Lowery v. Illinois Central R. R.

69 So. 954 | Ala. | 1915

MAYFIELD, J.

This appeal involves the construction and effect to be given to subdivision 2 of section 3011 of the Code, which provides for attorneys’ liens upon suits, judgments, etc. This subdivision reads as follows; “Upon suits, judgments, and decrees for money, they shall have a lien superior to all liens *145but tax liens, and no person shall be at liberty to satisfy said suit, judgment, or decree, until the lien or claim of the attorney for his fees is fully satisfied; and attorneys at law shall have the same right and power over said suits, judgments, and decrees, to enforce their liens, as their clients had or may have for the amount due thereon.”

Appellant brought suit against appellee to recover damages for personal injuries alleged to have been proximately caused by the negligence of defendant. He obtained a judgment for $750, but this judgment was reversed on appeal to this court. See report of case, 184 Ala. 448, 63 South. 952.

Before the case was called for a second trial, defendant effected with plaintiff a compromise and settlement of the suit for $180, and on payment of that amount obtained from plaintiff a release from all liability on account of the suit. The defendant pleads this release as a defense to the further prosecution of the suit.

◆ ◆ ◆

PARTS OF THE EXERCISE:
A – Summarize the Lowery v. Illinois Central R. R. opinion in two sentences.
B – In the Lowery v. Illinois Central R. R. opinion, for what amount did the defendant settle the suit with the plaintiff?
C – Write a continuation of the Lowery v. Illinois Central R. R. opinion, beginning right after its final sentence.
The lines that come next are separate material and are unrelated to the court opinion above.

GIVEN MATERIAL:
◆ ◆ ◆

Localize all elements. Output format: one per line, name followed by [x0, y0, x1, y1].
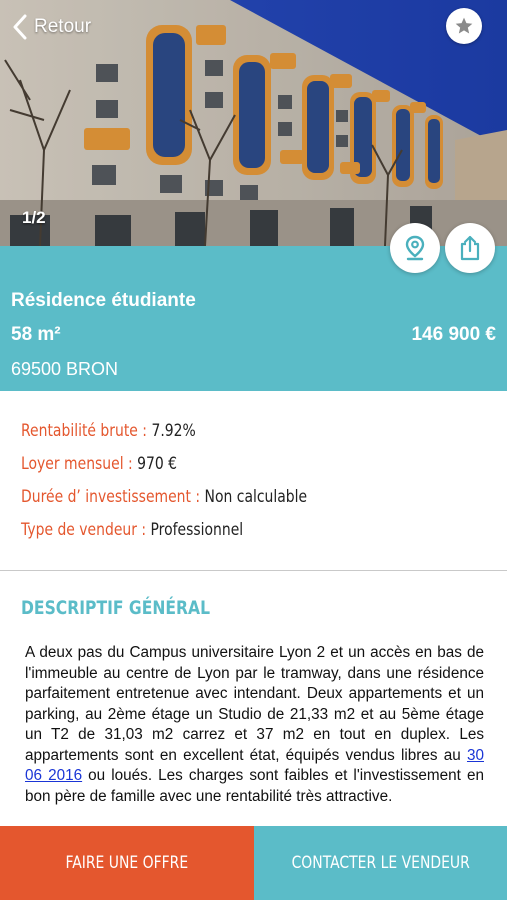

◆ ◆ ◆

OUTPUTS FOR THE TASKS:
A – The appeal turns on how to construe subdivision 2 of section 3011 of the Code, which gives attorneys a lien on suits, judgments, and decrees for money that is superior to all liens but tax liens. The appellant won a $750 judgment for personal injuries that was reversed on appeal, and before a second trial the defendant settled with him for $180, obtained a release, and then pleaded that release as a defense to further prosecution of the suit.

B – $180.

C –
The attorney for plaintiff moved to strike the pleas, and demurred thereto. The court ruled against the attorney, both as to his motion to strike and his demurrer. His motion to strike the pleas was based on the ground that he was employed as plaintiff’s attorney in the suit; that he had prosecuted it to judgment, but the judgment was reversed on appeal; and that before the next trial the defendant, without movant’s knowledge or consent, without paying movant’s fees or otherwise discharging the lien given by the statute, and for the purpose of defrauding movant out of the greater part of his fees, and in violation of the statute, settled and compromised the suit for a grossly inadequate amount, to wit, $180, and issued to defendant the release set up and relied upon in the pleas. Movant then filed several replications to the special pleas, and the court sustained a demurrer thereto; whereupon movant took a nonsuit with bill of exceptions, as provided for by section 3017 of the Code, and appeals to this court to review such rulings inducing the non-suit.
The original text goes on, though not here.